AIM :: Pick out the lines in the listing below that contain the word "Voss" and copy them.

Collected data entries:
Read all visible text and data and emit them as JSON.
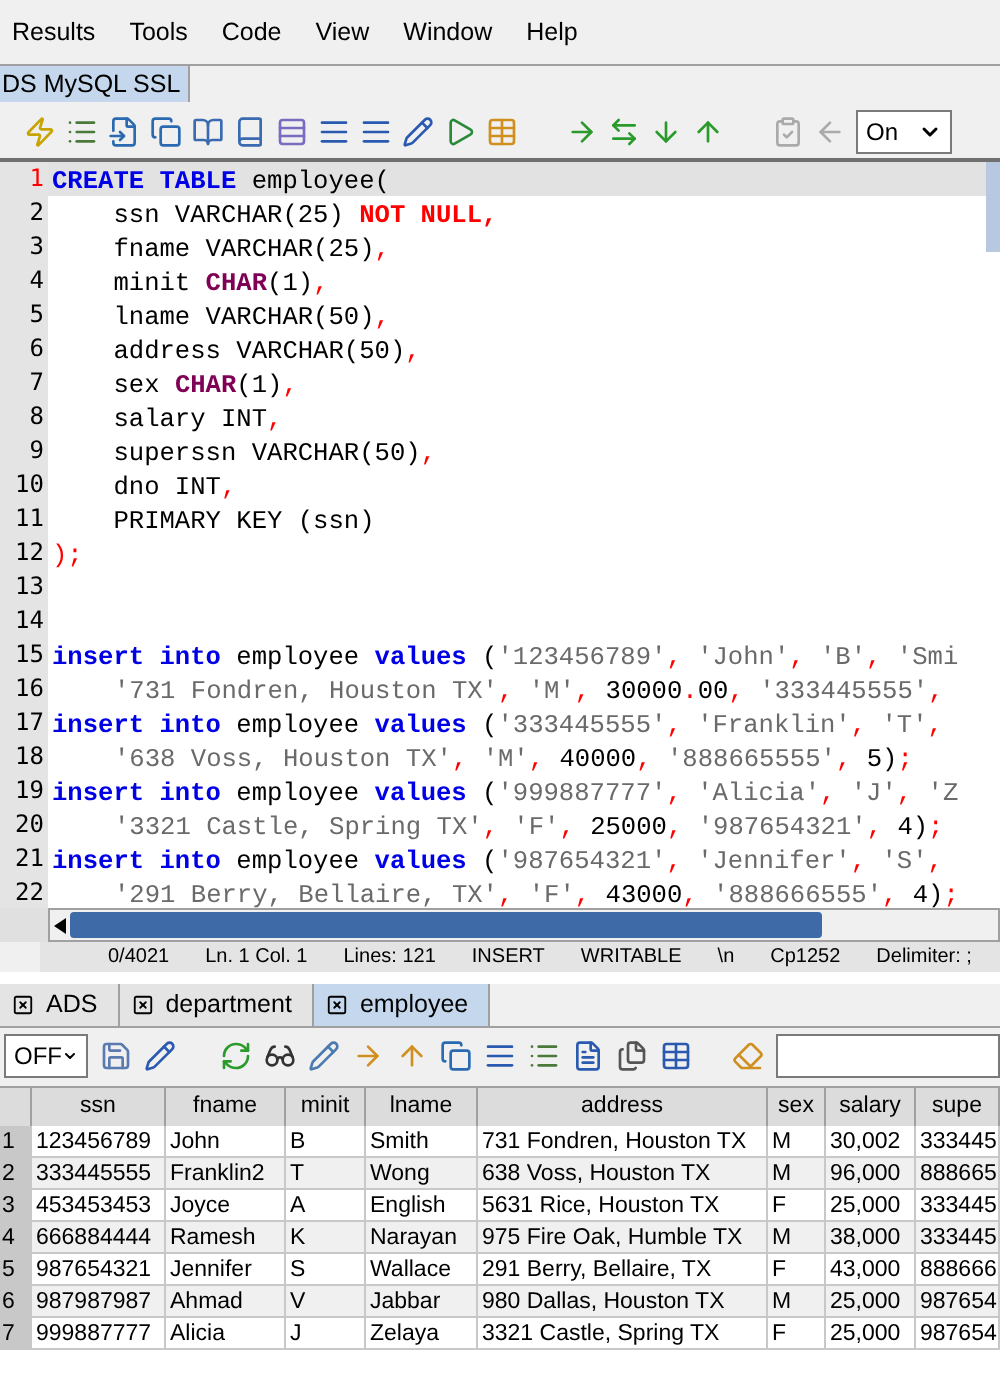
{
  "menu": [
    {
      "label": "Results"
    },
    {
      "label": "Tools"
    },
    {
      "label": "Code"
    },
    {
      "label": "View"
    },
    {
      "label": "Window"
    },
    {
      "label": "Help"
    }
  ],
  "connection_tabs": [
    {
      "label": "DS MySQL SSL",
      "selected": true
    }
  ],
  "toolbar": {
    "dropdown": "On"
  },
  "editor": {
    "lines": [
      {
        "number": "1",
        "current": true,
        "tokens": [
          {
            "kind": "kw",
            "text": "CREATE TABLE"
          },
          {
            "kind": "t",
            "text": " employee("
          }
        ]
      },
      {
        "number": "2",
        "current": false,
        "tokens": [
          {
            "kind": "t",
            "text": "    ssn VARCHAR(25) "
          },
          {
            "kind": "err",
            "text": "NOT NULL,"
          }
        ]
      },
      {
        "number": "3",
        "current": false,
        "tokens": [
          {
            "kind": "t",
            "text": "    fname VARCHAR(25)"
          },
          {
            "kind": "p",
            "text": ","
          }
        ]
      },
      {
        "number": "4",
        "current": false,
        "tokens": [
          {
            "kind": "t",
            "text": "    minit "
          },
          {
            "kind": "type",
            "text": "CHAR"
          },
          {
            "kind": "t",
            "text": "(1)"
          },
          {
            "kind": "p",
            "text": ","
          }
        ]
      },
      {
        "number": "5",
        "current": false,
        "tokens": [
          {
            "kind": "t",
            "text": "    lname VARCHAR(50)"
          },
          {
            "kind": "p",
            "text": ","
          }
        ]
      },
      {
        "number": "6",
        "current": false,
        "tokens": [
          {
            "kind": "t",
            "text": "    address VARCHAR(50)"
          },
          {
            "kind": "p",
            "text": ","
          }
        ]
      },
      {
        "number": "7",
        "current": false,
        "tokens": [
          {
            "kind": "t",
            "text": "    sex "
          },
          {
            "kind": "type",
            "text": "CHAR"
          },
          {
            "kind": "t",
            "text": "(1)"
          },
          {
            "kind": "p",
            "text": ","
          }
        ]
      },
      {
        "number": "8",
        "current": false,
        "tokens": [
          {
            "kind": "t",
            "text": "    salary INT"
          },
          {
            "kind": "p",
            "text": ","
          }
        ]
      },
      {
        "number": "9",
        "current": false,
        "tokens": [
          {
            "kind": "t",
            "text": "    superssn VARCHAR(50)"
          },
          {
            "kind": "p",
            "text": ","
          }
        ]
      },
      {
        "number": "10",
        "current": false,
        "tokens": [
          {
            "kind": "t",
            "text": "    dno INT"
          },
          {
            "kind": "p",
            "text": ","
          }
        ]
      },
      {
        "number": "11",
        "current": false,
        "tokens": [
          {
            "kind": "t",
            "text": "    PRIMARY KEY (ssn)"
          }
        ]
      },
      {
        "number": "12",
        "current": false,
        "tokens": [
          {
            "kind": "p",
            "text": ");"
          }
        ]
      },
      {
        "number": "13",
        "current": false
      },
      {
        "number": "14",
        "current": false
      },
      {
        "number": "15",
        "current": false,
        "tokens": [
          {
            "kind": "kw",
            "text": "insert into"
          },
          {
            "kind": "t",
            "text": " employee "
          },
          {
            "kind": "kw",
            "text": "values"
          },
          {
            "kind": "t",
            "text": " ("
          },
          {
            "kind": "s",
            "text": "'123456789'"
          },
          {
            "kind": "p",
            "text": ", "
          },
          {
            "kind": "s",
            "text": "'John'"
          },
          {
            "kind": "p",
            "text": ", "
          },
          {
            "kind": "s",
            "text": "'B'"
          },
          {
            "kind": "p",
            "text": ", "
          },
          {
            "kind": "s",
            "text": "'Smi"
          }
        ]
      },
      {
        "number": "16",
        "current": false,
        "continuation": true,
        "tokens": [
          {
            "kind": "s",
            "text": "'731 Fondren, Houston TX'"
          },
          {
            "kind": "p",
            "text": ", "
          },
          {
            "kind": "s",
            "text": "'M'"
          },
          {
            "kind": "p",
            "text": ", "
          },
          {
            "kind": "t",
            "text": "30000"
          },
          {
            "kind": "p",
            "text": "."
          },
          {
            "kind": "t",
            "text": "00"
          },
          {
            "kind": "p",
            "text": ", "
          },
          {
            "kind": "s",
            "text": "'333445555'"
          },
          {
            "kind": "p",
            "text": ","
          }
        ]
      },
      {
        "number": "17",
        "current": false,
        "tokens": [
          {
            "kind": "kw",
            "text": "insert into"
          },
          {
            "kind": "t",
            "text": " employee "
          },
          {
            "kind": "kw",
            "text": "values"
          },
          {
            "kind": "t",
            "text": " ("
          },
          {
            "kind": "s",
            "text": "'333445555'"
          },
          {
            "kind": "p",
            "text": ", "
          },
          {
            "kind": "s",
            "text": "'Franklin'"
          },
          {
            "kind": "p",
            "text": ", "
          },
          {
            "kind": "s",
            "text": "'T'"
          },
          {
            "kind": "p",
            "text": ","
          }
        ]
      },
      {
        "number": "18",
        "current": false,
        "continuation": true,
        "tokens": [
          {
            "kind": "s",
            "text": "'638 Voss, Houston TX'"
          },
          {
            "kind": "p",
            "text": ", "
          },
          {
            "kind": "s",
            "text": "'M'"
          },
          {
            "kind": "p",
            "text": ", "
          },
          {
            "kind": "t",
            "text": "40000"
          },
          {
            "kind": "p",
            "text": ", "
          },
          {
            "kind": "s",
            "text": "'888665555'"
          },
          {
            "kind": "p",
            "text": ", "
          },
          {
            "kind": "t",
            "text": "5)"
          },
          {
            "kind": "p",
            "text": ";"
          }
        ]
      },
      {
        "number": "19",
        "current": false,
        "tokens": [
          {
            "kind": "kw",
            "text": "insert into"
          },
          {
            "kind": "t",
            "text": " employee "
          },
          {
            "kind": "kw",
            "text": "values"
          },
          {
            "kind": "t",
            "text": " ("
          },
          {
            "kind": "s",
            "text": "'999887777'"
          },
          {
            "kind": "p",
            "text": ", "
          },
          {
            "kind": "s",
            "text": "'Alicia'"
          },
          {
            "kind": "p",
            "text": ", "
          },
          {
            "kind": "s",
            "text": "'J'"
          },
          {
            "kind": "p",
            "text": ", "
          },
          {
            "kind": "s",
            "text": "'Z"
          }
        ]
      },
      {
        "number": "20",
        "current": false,
        "continuation": true,
        "tokens": [
          {
            "kind": "s",
            "text": "'3321 Castle, Spring TX'"
          },
          {
            "kind": "p",
            "text": ", "
          },
          {
            "kind": "s",
            "text": "'F'"
          },
          {
            "kind": "p",
            "text": ", "
          },
          {
            "kind": "t",
            "text": "25000"
          },
          {
            "kind": "p",
            "text": ", "
          },
          {
            "kind": "s",
            "text": "'987654321'"
          },
          {
            "kind": "p",
            "text": ", "
          },
          {
            "kind": "t",
            "text": "4)"
          },
          {
            "kind": "p",
            "text": ";"
          }
        ]
      },
      {
        "number": "21",
        "current": false,
        "tokens": [
          {
            "kind": "kw",
            "text": "insert into"
          },
          {
            "kind": "t",
            "text": " employee "
          },
          {
            "kind": "kw",
            "text": "values"
          },
          {
            "kind": "t",
            "text": " ("
          },
          {
            "kind": "s",
            "text": "'987654321'"
          },
          {
            "kind": "p",
            "text": ", "
          },
          {
            "kind": "s",
            "text": "'Jennifer'"
          },
          {
            "kind": "p",
            "text": ", "
          },
          {
            "kind": "s",
            "text": "'S'"
          },
          {
            "kind": "p",
            "text": ","
          }
        ]
      },
      {
        "number": "22",
        "current": false,
        "continuation": true,
        "tokens": [
          {
            "kind": "s",
            "text": "'291 Berry, Bellaire, TX'"
          },
          {
            "kind": "p",
            "text": ", "
          },
          {
            "kind": "s",
            "text": "'F'"
          },
          {
            "kind": "p",
            "text": ", "
          },
          {
            "kind": "t",
            "text": "43000"
          },
          {
            "kind": "p",
            "text": ", "
          },
          {
            "kind": "s",
            "text": "'888666555'"
          },
          {
            "kind": "p",
            "text": ", "
          },
          {
            "kind": "t",
            "text": "4)"
          },
          {
            "kind": "p",
            "text": ";"
          }
        ]
      }
    ]
  },
  "status_bar": [
    "0/4021",
    "Ln. 1 Col. 1",
    "Lines: 121",
    "INSERT",
    "WRITABLE",
    "\\n",
    "Cp1252",
    "Delimiter: ;"
  ],
  "result_tabs": [
    {
      "label": "ADS",
      "selected": false
    },
    {
      "label": "department",
      "selected": false
    },
    {
      "label": "employee",
      "selected": true
    }
  ],
  "result_toolbar": {
    "dropdown": "OFF"
  },
  "table": {
    "columns": [
      "ssn",
      "fname",
      "minit",
      "lname",
      "address",
      "sex",
      "salary",
      "supe"
    ],
    "rows": [
      {
        "number": "1",
        "cells": [
          "123456789",
          "John",
          "B",
          "Smith",
          "731 Fondren, Houston TX",
          "M",
          "30,002",
          "333445"
        ]
      },
      {
        "number": "2",
        "cells": [
          "333445555",
          "Franklin2",
          "T",
          "Wong",
          "638 Voss, Houston TX",
          "M",
          "96,000",
          "888665"
        ]
      },
      {
        "number": "3",
        "cells": [
          "453453453",
          "Joyce",
          "A",
          "English",
          "5631 Rice, Houston TX",
          "F",
          "25,000",
          "333445"
        ]
      },
      {
        "number": "4",
        "cells": [
          "666884444",
          "Ramesh",
          "K",
          "Narayan",
          "975 Fire Oak, Humble TX",
          "M",
          "38,000",
          "333445"
        ]
      },
      {
        "number": "5",
        "cells": [
          "987654321",
          "Jennifer",
          "S",
          "Wallace",
          "291 Berry, Bellaire, TX",
          "F",
          "43,000",
          "888666"
        ]
      },
      {
        "number": "6",
        "cells": [
          "987987987",
          "Ahmad",
          "V",
          "Jabbar",
          "980 Dallas, Houston TX",
          "M",
          "25,000",
          "987654"
        ]
      },
      {
        "number": "7",
        "cells": [
          "999887777",
          "Alicia",
          "J",
          "Zelaya",
          "3321 Castle, Spring TX",
          "F",
          "25,000",
          "987654"
        ]
      }
    ]
  }
}
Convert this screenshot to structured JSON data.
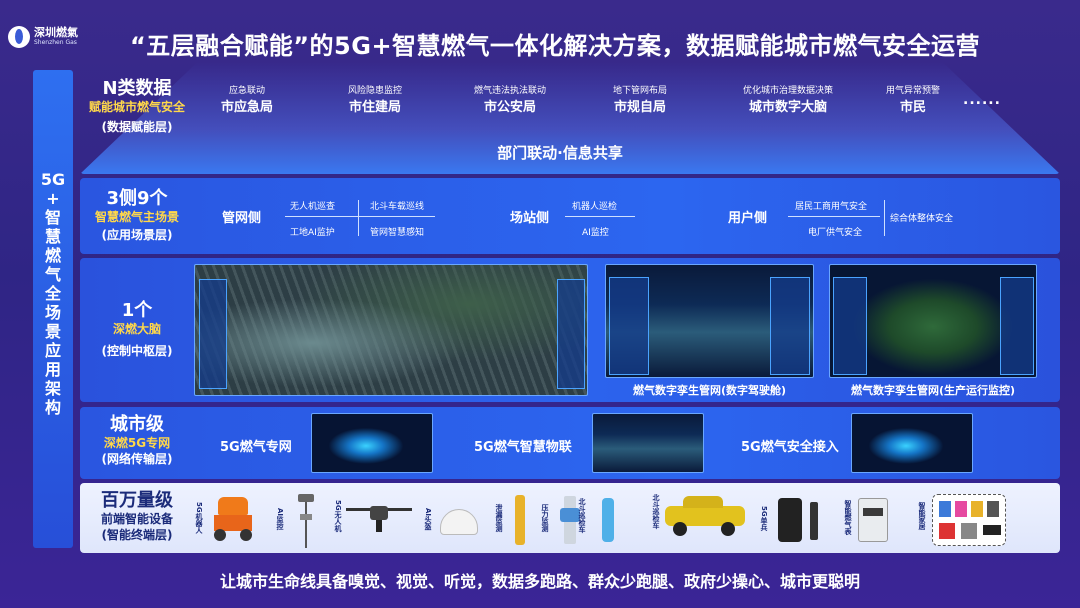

THE RESPONSE ::
            "text": "'638 Voss, Houston TX'"
          "638 Voss, Houston TX",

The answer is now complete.